Input for this task.
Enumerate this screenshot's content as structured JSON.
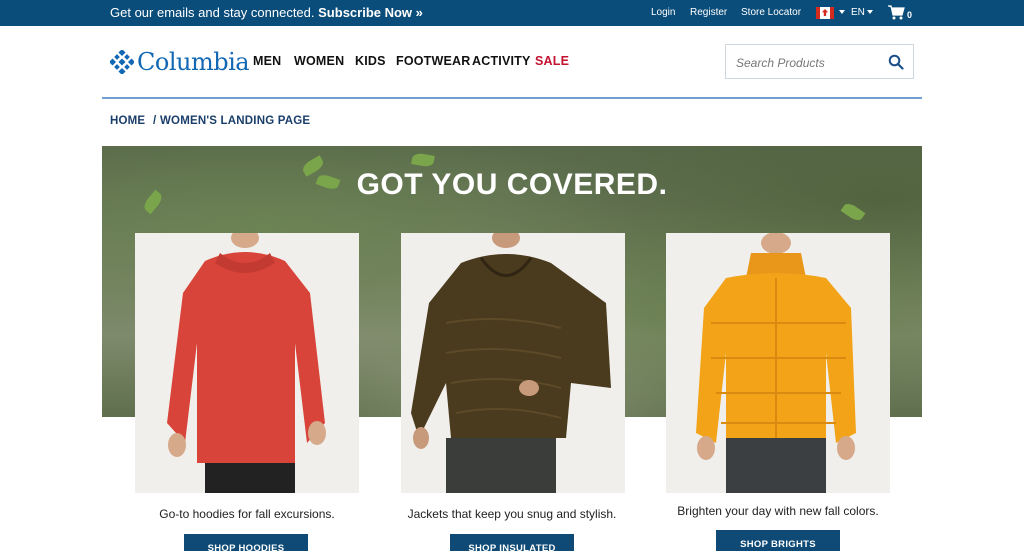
{
  "topbar": {
    "promo_text": "Get our emails and stay connected.",
    "promo_link": "Subscribe Now »",
    "login": "Login",
    "register": "Register",
    "store_locator": "Store Locator",
    "language": "EN",
    "cart_count": "0"
  },
  "header": {
    "logo_text": "Columbia",
    "nav": [
      "MEN",
      "WOMEN",
      "KIDS",
      "FOOTWEAR",
      "ACTIVITY",
      "SALE"
    ],
    "search_placeholder": "Search Products"
  },
  "breadcrumb": {
    "home": "HOME",
    "separator": "/",
    "current": "WOMEN'S LANDING PAGE"
  },
  "hero": {
    "title": "GOT YOU COVERED."
  },
  "products": [
    {
      "description": "Go-to hoodies for fall excursions.",
      "button": "SHOP HOODIES",
      "color": "#d9443a"
    },
    {
      "description": "Jackets that keep you snug and stylish.",
      "button": "SHOP INSULATED",
      "color": "#4a3a1e"
    },
    {
      "description": "Brighten your day with new fall colors.",
      "button": "SHOP BRIGHTS",
      "color": "#f2a317"
    }
  ],
  "colors": {
    "topbar": "#0a4d7a",
    "brand_blue": "#1368b3",
    "sale_red": "#c4122f",
    "button": "#0e4a75"
  }
}
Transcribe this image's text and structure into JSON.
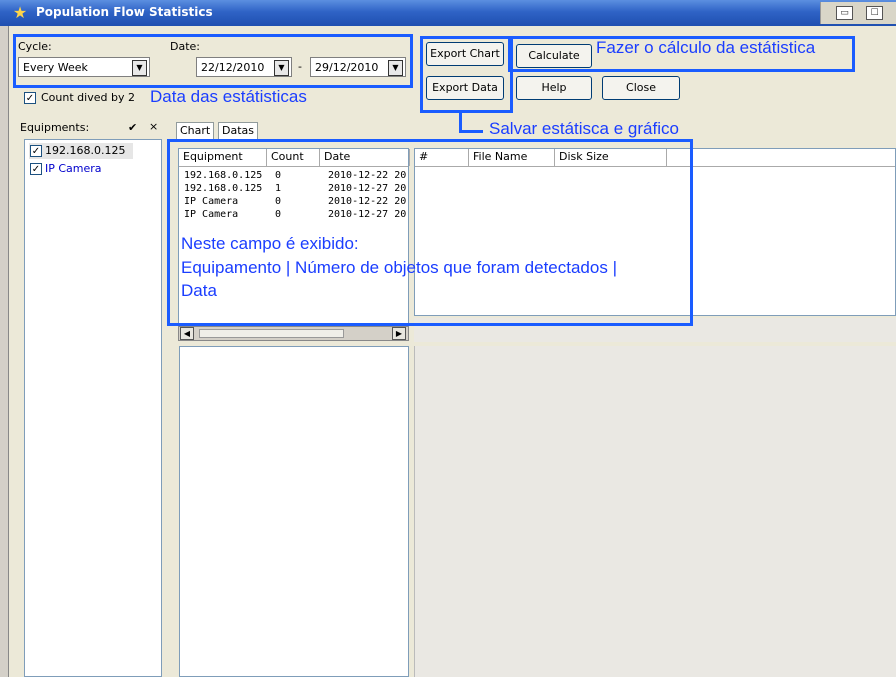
{
  "window": {
    "title": "Population Flow Statistics"
  },
  "filters": {
    "cycle_label": "Cycle:",
    "cycle_value": "Every Week",
    "date_label": "Date:",
    "date_from": "22/12/2010",
    "date_sep": "-",
    "date_to": "29/12/2010",
    "count_divided_label": "Count dived by 2"
  },
  "buttons": {
    "export_chart": "Export Chart",
    "export_data": "Export Data",
    "calculate": "Calculate",
    "help": "Help",
    "close": "Close"
  },
  "equipments": {
    "label": "Equipments:",
    "check_all": "✔",
    "clear": "×",
    "items": [
      {
        "name": "192.168.0.125",
        "checked": true
      },
      {
        "name": "IP Camera",
        "checked": true
      }
    ]
  },
  "tabs": [
    "Chart",
    "Datas"
  ],
  "stats_table": {
    "columns": [
      "Equipment",
      "Count",
      "Date"
    ],
    "rows": [
      [
        "192.168.0.125",
        "0",
        "2010-12-22 20"
      ],
      [
        "192.168.0.125",
        "1",
        "2010-12-27 20"
      ],
      [
        "IP Camera",
        "0",
        "2010-12-22 20"
      ],
      [
        "IP Camera",
        "0",
        "2010-12-27 20"
      ]
    ]
  },
  "files_table": {
    "columns": [
      "#",
      "File Name",
      "Disk Size"
    ]
  },
  "annotations": {
    "calc": "Fazer o cálculo da estátistica",
    "date": "Data das estátisticas",
    "save": "Salvar estátisca e gráfico",
    "field_line1": "Neste campo é exibido:",
    "field_line2": "Equipamento | Número de objetos que foram detectados |",
    "field_line3": "Data"
  },
  "colors": {
    "annotation": "#1a3dff",
    "titlebar": "#2f63c6",
    "link_text": "#0000cc"
  }
}
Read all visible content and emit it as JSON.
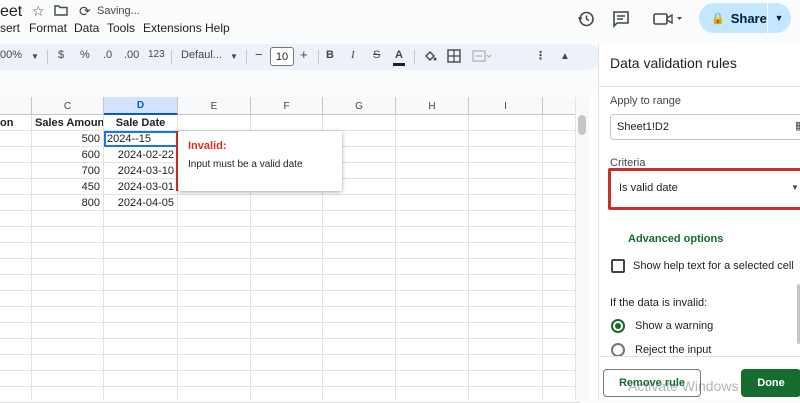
{
  "header": {
    "doc_title": "eet",
    "status": "Saving...",
    "share_label": "Share",
    "icons": [
      "star-icon",
      "move-to-folder-icon",
      "sync-icon",
      "history-icon",
      "comment-icon",
      "video-call-icon"
    ],
    "accent_color": "#c2e7ff"
  },
  "menu": {
    "items": [
      "sert",
      "Format",
      "Data",
      "Tools",
      "Extensions",
      "Help"
    ]
  },
  "toolbar": {
    "zoom": "00%",
    "currency": "$",
    "percent": "%",
    "decrease_decimal": ".0",
    "increase_decimal": ".00",
    "number_format": "123",
    "font": "Defaul...",
    "minus": "−",
    "font_size": "10",
    "plus": "+",
    "bold": "B",
    "italic": "I",
    "text_color": "A"
  },
  "sheet": {
    "columns": [
      "on",
      "C",
      "D",
      "E",
      "F",
      "G",
      "H",
      "I"
    ],
    "active_column": "D",
    "header_row": [
      "on",
      "Sales Amount",
      "Sale Date"
    ],
    "rows": [
      {
        "b": "",
        "c": "500",
        "d": "2024--15"
      },
      {
        "b": "",
        "c": "600",
        "d": "2024-02-22"
      },
      {
        "b": "",
        "c": "700",
        "d": "2024-03-10"
      },
      {
        "b": "",
        "c": "450",
        "d": "2024-03-01"
      },
      {
        "b": "",
        "c": "800",
        "d": "2024-04-05"
      }
    ],
    "invalid_popup": {
      "title": "Invalid:",
      "message": "Input must be a valid date"
    }
  },
  "panel": {
    "title": "Data validation rules",
    "apply_label": "Apply to range",
    "range_value": "Sheet1!D2",
    "criteria_label": "Criteria",
    "criteria_value": "Is valid date",
    "advanced_options": "Advanced options",
    "help_text_label": "Show help text for a selected cell",
    "invalid_heading": "If the data is invalid:",
    "radio_warning": "Show a warning",
    "radio_reject": "Reject the input",
    "remove_rule": "Remove rule",
    "done": "Done",
    "watermark": "Activate Windows"
  }
}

What this task involves. Look through the data above. Each line containing the word "JSON" needs to be copied.

Result of this exercise.
Enumerate this screenshot's content as structured JSON.
Transcribe this image's text and structure into JSON.
Read all visible content and emit it as JSON.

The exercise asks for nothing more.